# WHAT TO WORK ON
The listing below should be copied in full, word for word.

[BEGIN EXTRACTED RECORDS]

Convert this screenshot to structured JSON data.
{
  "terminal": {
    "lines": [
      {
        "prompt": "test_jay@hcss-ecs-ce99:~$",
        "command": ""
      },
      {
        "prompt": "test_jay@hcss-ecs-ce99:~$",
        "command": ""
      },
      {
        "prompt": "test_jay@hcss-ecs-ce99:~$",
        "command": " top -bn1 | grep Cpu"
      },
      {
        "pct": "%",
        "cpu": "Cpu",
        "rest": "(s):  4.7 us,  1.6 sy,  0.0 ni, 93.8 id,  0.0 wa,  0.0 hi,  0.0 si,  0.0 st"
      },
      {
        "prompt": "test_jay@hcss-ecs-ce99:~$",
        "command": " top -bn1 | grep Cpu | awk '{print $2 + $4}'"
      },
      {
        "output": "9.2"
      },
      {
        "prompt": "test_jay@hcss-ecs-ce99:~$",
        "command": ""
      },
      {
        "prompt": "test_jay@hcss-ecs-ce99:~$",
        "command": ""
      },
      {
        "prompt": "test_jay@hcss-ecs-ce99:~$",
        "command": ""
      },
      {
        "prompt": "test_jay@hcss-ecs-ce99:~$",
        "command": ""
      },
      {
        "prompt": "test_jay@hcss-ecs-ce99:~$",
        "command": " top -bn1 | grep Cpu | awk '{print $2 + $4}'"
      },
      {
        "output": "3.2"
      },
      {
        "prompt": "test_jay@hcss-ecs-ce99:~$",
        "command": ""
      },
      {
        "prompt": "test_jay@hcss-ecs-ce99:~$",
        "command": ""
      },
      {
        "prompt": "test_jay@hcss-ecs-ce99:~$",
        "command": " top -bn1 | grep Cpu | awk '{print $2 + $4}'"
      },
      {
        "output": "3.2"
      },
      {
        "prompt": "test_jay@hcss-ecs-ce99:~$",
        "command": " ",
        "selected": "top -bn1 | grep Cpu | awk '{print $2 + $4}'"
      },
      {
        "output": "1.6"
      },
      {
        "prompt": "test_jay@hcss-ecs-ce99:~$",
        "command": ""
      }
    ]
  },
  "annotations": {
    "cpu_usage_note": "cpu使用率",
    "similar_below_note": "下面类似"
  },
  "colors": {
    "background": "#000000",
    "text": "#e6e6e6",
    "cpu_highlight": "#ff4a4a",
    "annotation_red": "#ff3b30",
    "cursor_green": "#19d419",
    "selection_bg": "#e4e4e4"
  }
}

[END EXTRACTED RECORDS]

# TASK OUTPUT
Convert this screenshot to structured JSON data.
{
  "terminal": {
    "lines": [
      {
        "prompt": "test_jay@hcss-ecs-ce99:~$",
        "command": ""
      },
      {
        "prompt": "test_jay@hcss-ecs-ce99:~$",
        "command": ""
      },
      {
        "prompt": "test_jay@hcss-ecs-ce99:~$",
        "command": " top -bn1 | grep Cpu"
      },
      {
        "pct": "%",
        "cpu": "Cpu",
        "rest": "(s):  4.7 us,  1.6 sy,  0.0 ni, 93.8 id,  0.0 wa,  0.0 hi,  0.0 si,  0.0 st"
      },
      {
        "prompt": "test_jay@hcss-ecs-ce99:~$",
        "command": " top -bn1 | grep Cpu | awk '{print $2 + $4}'"
      },
      {
        "output": "9.2"
      },
      {
        "prompt": "test_jay@hcss-ecs-ce99:~$",
        "command": ""
      },
      {
        "prompt": "test_jay@hcss-ecs-ce99:~$",
        "command": ""
      },
      {
        "prompt": "test_jay@hcss-ecs-ce99:~$",
        "command": ""
      },
      {
        "prompt": "test_jay@hcss-ecs-ce99:~$",
        "command": ""
      },
      {
        "prompt": "test_jay@hcss-ecs-ce99:~$",
        "command": " top -bn1 | grep Cpu | awk '{print $2 + $4}'"
      },
      {
        "output": "3.2"
      },
      {
        "prompt": "test_jay@hcss-ecs-ce99:~$",
        "command": ""
      },
      {
        "prompt": "test_jay@hcss-ecs-ce99:~$",
        "command": ""
      },
      {
        "prompt": "test_jay@hcss-ecs-ce99:~$",
        "command": " top -bn1 | grep Cpu | awk '{print $2 + $4}'"
      },
      {
        "output": "3.2"
      },
      {
        "prompt": "test_jay@hcss-ecs-ce99:~$",
        "command": " ",
        "selected": "top -bn1 | grep Cpu | awk '{print $2 + $4}'"
      },
      {
        "output": "1.6"
      },
      {
        "prompt": "test_jay@hcss-ecs-ce99:~$",
        "command": ""
      }
    ]
  },
  "annotations": {
    "cpu_usage_note": "cpu使用率",
    "similar_below_note": "下面类似"
  },
  "colors": {
    "background": "#000000",
    "text": "#e6e6e6",
    "cpu_highlight": "#ff4a4a",
    "annotation_red": "#ff3b30",
    "cursor_green": "#19d419",
    "selection_bg": "#e4e4e4"
  }
}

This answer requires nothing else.